#### Dataset rows
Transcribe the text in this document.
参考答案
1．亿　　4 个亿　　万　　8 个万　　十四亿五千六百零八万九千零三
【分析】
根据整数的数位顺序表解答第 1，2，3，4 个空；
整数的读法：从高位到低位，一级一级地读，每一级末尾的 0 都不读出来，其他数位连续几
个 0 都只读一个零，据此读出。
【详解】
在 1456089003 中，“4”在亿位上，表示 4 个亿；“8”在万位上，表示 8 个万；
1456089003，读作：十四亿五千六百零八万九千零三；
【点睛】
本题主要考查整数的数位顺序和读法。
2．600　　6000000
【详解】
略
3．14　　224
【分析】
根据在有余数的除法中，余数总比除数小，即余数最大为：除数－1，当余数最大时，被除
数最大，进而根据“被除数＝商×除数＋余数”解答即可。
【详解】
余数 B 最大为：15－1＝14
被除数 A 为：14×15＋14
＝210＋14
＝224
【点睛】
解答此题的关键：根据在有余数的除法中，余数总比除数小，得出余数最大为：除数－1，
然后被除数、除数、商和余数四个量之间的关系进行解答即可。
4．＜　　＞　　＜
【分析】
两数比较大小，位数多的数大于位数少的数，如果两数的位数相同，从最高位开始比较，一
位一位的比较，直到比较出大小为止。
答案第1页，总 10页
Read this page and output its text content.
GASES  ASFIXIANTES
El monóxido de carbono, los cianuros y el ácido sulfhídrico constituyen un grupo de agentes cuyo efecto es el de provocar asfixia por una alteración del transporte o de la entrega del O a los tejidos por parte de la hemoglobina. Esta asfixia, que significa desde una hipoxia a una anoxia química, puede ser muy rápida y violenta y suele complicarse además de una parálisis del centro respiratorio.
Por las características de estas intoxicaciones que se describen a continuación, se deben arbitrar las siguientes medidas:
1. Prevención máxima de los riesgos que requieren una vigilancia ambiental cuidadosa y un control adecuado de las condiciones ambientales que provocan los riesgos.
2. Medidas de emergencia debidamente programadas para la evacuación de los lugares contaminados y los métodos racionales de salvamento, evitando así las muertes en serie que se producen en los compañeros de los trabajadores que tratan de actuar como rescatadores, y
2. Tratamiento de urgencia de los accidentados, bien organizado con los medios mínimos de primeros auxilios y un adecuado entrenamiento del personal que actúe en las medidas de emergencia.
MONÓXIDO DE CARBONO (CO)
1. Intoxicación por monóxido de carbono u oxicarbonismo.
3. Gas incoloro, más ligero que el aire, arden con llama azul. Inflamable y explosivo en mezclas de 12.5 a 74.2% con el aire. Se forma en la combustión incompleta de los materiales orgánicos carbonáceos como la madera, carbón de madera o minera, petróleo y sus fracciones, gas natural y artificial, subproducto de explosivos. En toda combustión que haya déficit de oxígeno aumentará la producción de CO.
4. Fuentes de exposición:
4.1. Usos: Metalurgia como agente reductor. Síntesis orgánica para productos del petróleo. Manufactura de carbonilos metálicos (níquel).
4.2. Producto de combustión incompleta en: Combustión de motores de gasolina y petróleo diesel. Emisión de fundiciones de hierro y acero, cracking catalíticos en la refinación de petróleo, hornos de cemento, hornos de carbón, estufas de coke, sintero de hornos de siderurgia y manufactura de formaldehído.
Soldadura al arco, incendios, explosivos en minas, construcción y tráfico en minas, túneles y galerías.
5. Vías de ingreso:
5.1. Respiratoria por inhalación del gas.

#### Stated exercise
Produce an exact copy of the whole listing.

#### Expected answer
Transcribe the text in this document.
参考答案
1．亿　　4 个亿　　万　　8 个万　　十四亿五千六百零八万九千零三
【分析】
根据整数的数位顺序表解答第 1，2，3，4 个空；
整数的读法：从高位到低位，一级一级地读，每一级末尾的 0 都不读出来，其他数位连续几
个 0 都只读一个零，据此读出。
【详解】
在 1456089003 中，“4”在亿位上，表示 4 个亿；“8”在万位上，表示 8 个万；
1456089003，读作：十四亿五千六百零八万九千零三；
【点睛】
本题主要考查整数的数位顺序和读法。
2．600　　6000000
【详解】
略
3．14　　224
【分析】
根据在有余数的除法中，余数总比除数小，即余数最大为：除数－1，当余数最大时，被除
数最大，进而根据“被除数＝商×除数＋余数”解答即可。
【详解】
余数 B 最大为：15－1＝14
被除数 A 为：14×15＋14
＝210＋14
＝224
【点睛】
解答此题的关键：根据在有余数的除法中，余数总比除数小，得出余数最大为：除数－1，
然后被除数、除数、商和余数四个量之间的关系进行解答即可。
4．＜　　＞　　＜
【分析】
两数比较大小，位数多的数大于位数少的数，如果两数的位数相同，从最高位开始比较，一
位一位的比较，直到比较出大小为止。
答案第1页，总 10页
Read this page and output its text content.
GASES  ASFIXIANTES
El monóxido de carbono, los cianuros y el ácido sulfhídrico constituyen un grupo de agentes cuyo efecto es el de provocar asfixia por una alteración del transporte o de la entrega del O a los tejidos por parte de la hemoglobina. Esta asfixia, que significa desde una hipoxia a una anoxia química, puede ser muy rápida y violenta y suele complicarse además de una parálisis del centro respiratorio.
Por las características de estas intoxicaciones que se describen a continuación, se deben arbitrar las siguientes medidas:
1. Prevención máxima de los riesgos que requieren una vigilancia ambiental cuidadosa y un control adecuado de las condiciones ambientales que provocan los riesgos.
2. Medidas de emergencia debidamente programadas para la evacuación de los lugares contaminados y los métodos racionales de salvamento, evitando así las muertes en serie que se producen en los compañeros de los trabajadores que tratan de actuar como rescatadores, y
2. Tratamiento de urgencia de los accidentados, bien organizado con los medios mínimos de primeros auxilios y un adecuado entrenamiento del personal que actúe en las medidas de emergencia.
MONÓXIDO DE CARBONO (CO)
1. Intoxicación por monóxido de carbono u oxicarbonismo.
3. Gas incoloro, más ligero que el aire, arden con llama azul. Inflamable y explosivo en mezclas de 12.5 a 74.2% con el aire. Se forma en la combustión incompleta de los materiales orgánicos carbonáceos como la madera, carbón de madera o minera, petróleo y sus fracciones, gas natural y artificial, subproducto de explosivos. En toda combustión que haya déficit de oxígeno aumentará la producción de CO.
4. Fuentes de exposición:
4.1. Usos: Metalurgia como agente reductor. Síntesis orgánica para productos del petróleo. Manufactura de carbonilos metálicos (níquel).
4.2. Producto de combustión incompleta en: Combustión de motores de gasolina y petróleo diesel. Emisión de fundiciones de hierro y acero, cracking catalíticos en la refinación de petróleo, hornos de cemento, hornos de carbón, estufas de coke, sintero de hornos de siderurgia y manufactura de formaldehído.
Soldadura al arco, incendios, explosivos en minas, construcción y tráfico en minas, túneles y galerías.
5. Vías de ingreso:
5.1. Respiratoria por inhalación del gas.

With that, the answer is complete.